** START Data for this task **
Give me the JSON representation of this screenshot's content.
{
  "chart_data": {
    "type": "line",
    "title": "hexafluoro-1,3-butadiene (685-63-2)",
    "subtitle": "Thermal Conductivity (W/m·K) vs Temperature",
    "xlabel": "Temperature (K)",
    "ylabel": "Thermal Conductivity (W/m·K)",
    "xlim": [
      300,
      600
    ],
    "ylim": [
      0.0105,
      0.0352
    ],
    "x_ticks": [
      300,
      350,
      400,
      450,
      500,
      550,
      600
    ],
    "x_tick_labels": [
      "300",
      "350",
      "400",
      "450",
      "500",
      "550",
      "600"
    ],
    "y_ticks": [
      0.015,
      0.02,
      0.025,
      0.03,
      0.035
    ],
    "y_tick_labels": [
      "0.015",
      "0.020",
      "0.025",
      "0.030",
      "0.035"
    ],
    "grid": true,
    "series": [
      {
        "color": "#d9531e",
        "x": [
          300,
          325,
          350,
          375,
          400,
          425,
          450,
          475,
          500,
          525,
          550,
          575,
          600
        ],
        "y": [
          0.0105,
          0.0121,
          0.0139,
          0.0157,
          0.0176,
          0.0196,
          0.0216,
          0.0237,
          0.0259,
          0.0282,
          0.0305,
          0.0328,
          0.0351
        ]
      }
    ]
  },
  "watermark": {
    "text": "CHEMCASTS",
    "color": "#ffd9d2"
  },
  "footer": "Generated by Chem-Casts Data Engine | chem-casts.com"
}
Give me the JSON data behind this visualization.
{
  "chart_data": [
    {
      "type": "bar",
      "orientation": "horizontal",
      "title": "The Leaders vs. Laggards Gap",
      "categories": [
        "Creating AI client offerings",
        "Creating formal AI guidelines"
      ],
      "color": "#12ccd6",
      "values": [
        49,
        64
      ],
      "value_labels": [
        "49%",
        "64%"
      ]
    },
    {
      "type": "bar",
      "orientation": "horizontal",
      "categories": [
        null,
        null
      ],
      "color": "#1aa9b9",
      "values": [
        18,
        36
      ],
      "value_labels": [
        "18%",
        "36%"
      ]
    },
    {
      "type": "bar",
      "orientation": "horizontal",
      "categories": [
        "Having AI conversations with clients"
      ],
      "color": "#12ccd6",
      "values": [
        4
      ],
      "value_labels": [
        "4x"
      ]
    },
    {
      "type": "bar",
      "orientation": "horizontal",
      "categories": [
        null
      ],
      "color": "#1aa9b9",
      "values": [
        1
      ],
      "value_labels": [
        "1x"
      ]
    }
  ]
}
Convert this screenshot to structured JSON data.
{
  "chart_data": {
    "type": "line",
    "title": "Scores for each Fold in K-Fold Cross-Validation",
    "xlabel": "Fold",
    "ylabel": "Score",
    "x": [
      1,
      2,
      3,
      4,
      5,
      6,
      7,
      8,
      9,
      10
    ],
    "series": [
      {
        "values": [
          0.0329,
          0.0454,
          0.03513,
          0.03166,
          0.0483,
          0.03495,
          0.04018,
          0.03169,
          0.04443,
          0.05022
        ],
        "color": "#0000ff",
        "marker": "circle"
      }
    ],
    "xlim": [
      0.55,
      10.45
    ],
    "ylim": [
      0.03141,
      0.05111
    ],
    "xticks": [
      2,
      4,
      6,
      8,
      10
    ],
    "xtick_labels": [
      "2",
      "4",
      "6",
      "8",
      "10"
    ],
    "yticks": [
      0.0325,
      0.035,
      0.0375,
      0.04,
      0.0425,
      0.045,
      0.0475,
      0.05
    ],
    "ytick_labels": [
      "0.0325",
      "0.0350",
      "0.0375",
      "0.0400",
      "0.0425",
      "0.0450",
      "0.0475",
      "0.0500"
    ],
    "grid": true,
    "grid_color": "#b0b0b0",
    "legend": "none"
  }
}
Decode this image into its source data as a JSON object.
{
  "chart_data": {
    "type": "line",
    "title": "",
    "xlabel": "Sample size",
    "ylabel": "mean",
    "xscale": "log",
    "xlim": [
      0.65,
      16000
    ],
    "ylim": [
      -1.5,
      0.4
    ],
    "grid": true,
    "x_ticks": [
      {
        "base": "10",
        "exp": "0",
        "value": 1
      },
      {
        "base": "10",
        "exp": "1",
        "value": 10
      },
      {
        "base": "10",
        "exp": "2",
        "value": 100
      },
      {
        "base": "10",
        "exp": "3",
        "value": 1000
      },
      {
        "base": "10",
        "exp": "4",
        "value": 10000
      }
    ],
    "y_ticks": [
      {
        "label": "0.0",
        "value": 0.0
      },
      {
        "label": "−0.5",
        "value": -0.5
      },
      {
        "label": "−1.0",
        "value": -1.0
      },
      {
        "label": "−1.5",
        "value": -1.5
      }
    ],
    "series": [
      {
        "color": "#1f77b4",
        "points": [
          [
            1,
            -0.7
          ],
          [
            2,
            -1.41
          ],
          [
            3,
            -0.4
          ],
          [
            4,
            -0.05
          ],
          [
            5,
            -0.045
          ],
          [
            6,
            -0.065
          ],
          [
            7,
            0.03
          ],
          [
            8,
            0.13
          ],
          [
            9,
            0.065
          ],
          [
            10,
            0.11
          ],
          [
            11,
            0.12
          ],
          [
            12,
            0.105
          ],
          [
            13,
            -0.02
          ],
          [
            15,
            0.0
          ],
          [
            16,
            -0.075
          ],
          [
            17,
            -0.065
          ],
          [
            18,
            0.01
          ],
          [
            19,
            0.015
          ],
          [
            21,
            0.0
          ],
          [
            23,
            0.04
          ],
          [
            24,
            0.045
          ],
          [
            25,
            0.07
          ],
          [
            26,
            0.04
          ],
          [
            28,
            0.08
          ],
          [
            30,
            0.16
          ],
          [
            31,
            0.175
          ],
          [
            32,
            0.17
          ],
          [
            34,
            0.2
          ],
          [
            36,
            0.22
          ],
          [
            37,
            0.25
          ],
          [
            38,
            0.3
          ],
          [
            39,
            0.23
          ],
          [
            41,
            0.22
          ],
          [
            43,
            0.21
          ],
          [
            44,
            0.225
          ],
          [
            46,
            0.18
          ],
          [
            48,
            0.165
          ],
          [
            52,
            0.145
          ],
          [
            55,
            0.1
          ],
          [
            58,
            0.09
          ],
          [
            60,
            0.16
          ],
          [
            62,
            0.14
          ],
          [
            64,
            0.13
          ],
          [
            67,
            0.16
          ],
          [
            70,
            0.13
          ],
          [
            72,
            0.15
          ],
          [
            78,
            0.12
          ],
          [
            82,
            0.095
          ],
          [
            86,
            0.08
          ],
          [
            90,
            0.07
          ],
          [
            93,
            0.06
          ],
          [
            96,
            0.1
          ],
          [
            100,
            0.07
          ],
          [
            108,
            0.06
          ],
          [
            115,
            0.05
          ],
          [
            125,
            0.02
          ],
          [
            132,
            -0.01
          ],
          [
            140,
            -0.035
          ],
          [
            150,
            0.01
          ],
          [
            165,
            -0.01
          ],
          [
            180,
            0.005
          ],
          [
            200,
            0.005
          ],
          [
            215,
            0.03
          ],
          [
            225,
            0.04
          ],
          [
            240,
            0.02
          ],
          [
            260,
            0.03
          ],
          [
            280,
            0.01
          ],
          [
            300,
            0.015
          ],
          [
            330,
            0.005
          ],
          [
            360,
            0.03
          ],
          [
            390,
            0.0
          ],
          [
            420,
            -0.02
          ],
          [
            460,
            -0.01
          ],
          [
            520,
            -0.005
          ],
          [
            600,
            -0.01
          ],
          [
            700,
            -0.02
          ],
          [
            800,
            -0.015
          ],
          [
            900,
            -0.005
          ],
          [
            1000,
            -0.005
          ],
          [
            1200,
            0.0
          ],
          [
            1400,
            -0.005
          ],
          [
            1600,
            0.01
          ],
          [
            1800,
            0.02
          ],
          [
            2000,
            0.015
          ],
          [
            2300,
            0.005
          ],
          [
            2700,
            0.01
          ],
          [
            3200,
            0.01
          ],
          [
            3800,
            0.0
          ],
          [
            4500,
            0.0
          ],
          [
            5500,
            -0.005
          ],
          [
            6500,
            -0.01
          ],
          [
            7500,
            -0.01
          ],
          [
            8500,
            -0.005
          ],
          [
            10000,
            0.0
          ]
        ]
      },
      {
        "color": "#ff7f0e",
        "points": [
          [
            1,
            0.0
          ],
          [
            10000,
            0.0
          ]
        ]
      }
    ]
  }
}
** END Data for this task **
Locate the string "xlabel" in the listing above and copy every line where it occurs.

Result for this exercise:
    "xlabel": "Temperature (K)",
    "xlabel": "Fold",
    "xlabel": "Sample size",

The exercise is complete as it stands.